— Objective —
Copy down every line where the string "this" shows up.

— The input —
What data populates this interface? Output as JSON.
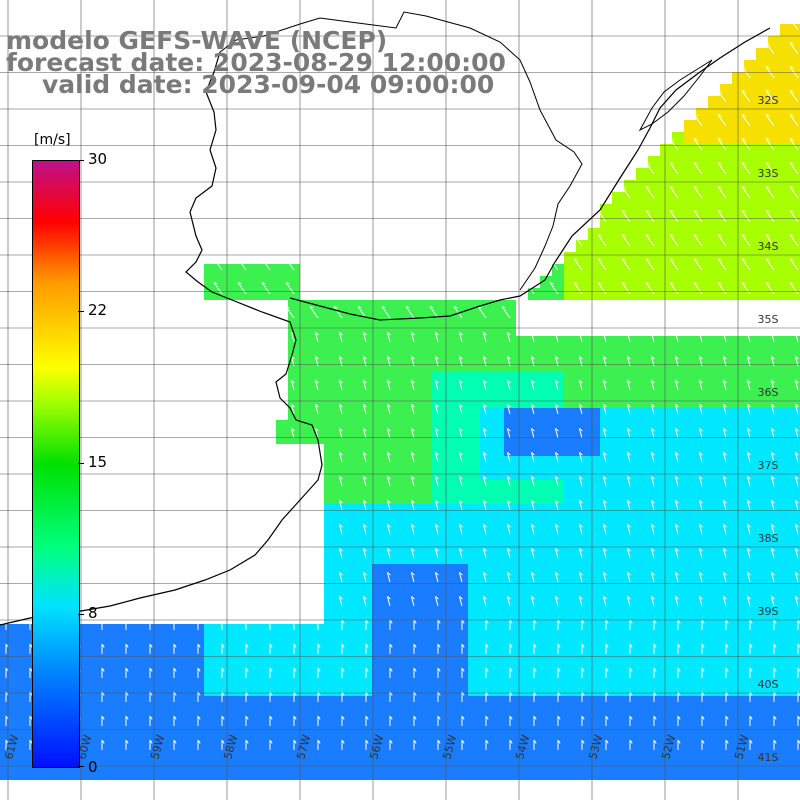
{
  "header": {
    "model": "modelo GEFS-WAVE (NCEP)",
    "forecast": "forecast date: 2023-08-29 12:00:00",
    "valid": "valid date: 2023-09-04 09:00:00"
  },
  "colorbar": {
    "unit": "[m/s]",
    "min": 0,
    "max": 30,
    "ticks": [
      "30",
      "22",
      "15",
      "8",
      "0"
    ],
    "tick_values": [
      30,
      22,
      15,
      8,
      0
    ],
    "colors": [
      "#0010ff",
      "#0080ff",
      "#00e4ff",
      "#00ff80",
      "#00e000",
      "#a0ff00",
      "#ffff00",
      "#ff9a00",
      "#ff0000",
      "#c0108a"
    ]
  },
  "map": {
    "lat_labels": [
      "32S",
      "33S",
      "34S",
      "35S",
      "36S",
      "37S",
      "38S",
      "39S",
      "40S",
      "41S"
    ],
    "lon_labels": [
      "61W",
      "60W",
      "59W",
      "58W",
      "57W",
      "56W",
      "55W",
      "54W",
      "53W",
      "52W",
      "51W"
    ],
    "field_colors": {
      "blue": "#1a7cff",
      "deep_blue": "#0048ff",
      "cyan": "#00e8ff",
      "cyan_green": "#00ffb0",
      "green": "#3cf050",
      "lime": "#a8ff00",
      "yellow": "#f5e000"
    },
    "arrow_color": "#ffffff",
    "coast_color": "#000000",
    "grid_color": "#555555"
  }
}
==
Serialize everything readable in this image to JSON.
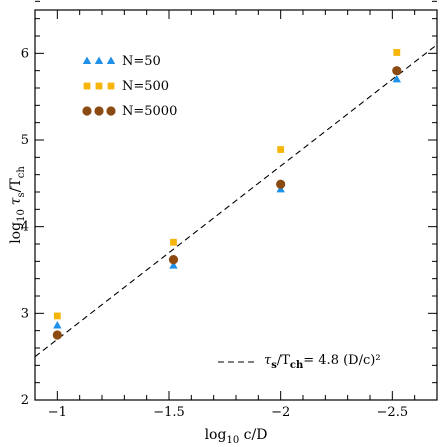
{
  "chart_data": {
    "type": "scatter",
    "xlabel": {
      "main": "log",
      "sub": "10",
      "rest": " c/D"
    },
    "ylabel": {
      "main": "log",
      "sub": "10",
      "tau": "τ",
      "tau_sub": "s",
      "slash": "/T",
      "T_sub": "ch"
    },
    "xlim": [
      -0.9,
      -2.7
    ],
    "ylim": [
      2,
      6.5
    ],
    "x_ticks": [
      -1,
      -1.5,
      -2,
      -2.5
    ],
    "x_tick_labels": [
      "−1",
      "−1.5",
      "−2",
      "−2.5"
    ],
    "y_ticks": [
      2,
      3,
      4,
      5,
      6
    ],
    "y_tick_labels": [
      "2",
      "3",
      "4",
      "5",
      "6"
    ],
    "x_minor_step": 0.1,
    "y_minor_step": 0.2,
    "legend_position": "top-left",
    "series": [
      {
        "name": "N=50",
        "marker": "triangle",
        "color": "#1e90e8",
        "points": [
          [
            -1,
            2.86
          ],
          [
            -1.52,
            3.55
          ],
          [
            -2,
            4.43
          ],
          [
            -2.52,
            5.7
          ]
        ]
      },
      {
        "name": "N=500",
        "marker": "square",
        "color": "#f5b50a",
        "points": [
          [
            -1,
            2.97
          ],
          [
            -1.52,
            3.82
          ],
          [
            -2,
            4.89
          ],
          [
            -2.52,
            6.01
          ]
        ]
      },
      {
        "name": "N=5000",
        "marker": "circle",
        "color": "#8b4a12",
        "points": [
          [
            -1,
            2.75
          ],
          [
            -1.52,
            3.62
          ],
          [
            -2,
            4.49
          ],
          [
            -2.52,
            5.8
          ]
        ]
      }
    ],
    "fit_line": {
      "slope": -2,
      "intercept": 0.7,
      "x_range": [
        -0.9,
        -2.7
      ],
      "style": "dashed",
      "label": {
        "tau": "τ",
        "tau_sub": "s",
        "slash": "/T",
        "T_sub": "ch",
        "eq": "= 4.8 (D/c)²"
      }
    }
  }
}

— Task solution —
What data populates this interface? Output as JSON.
Serialize everything readable in this image to JSON.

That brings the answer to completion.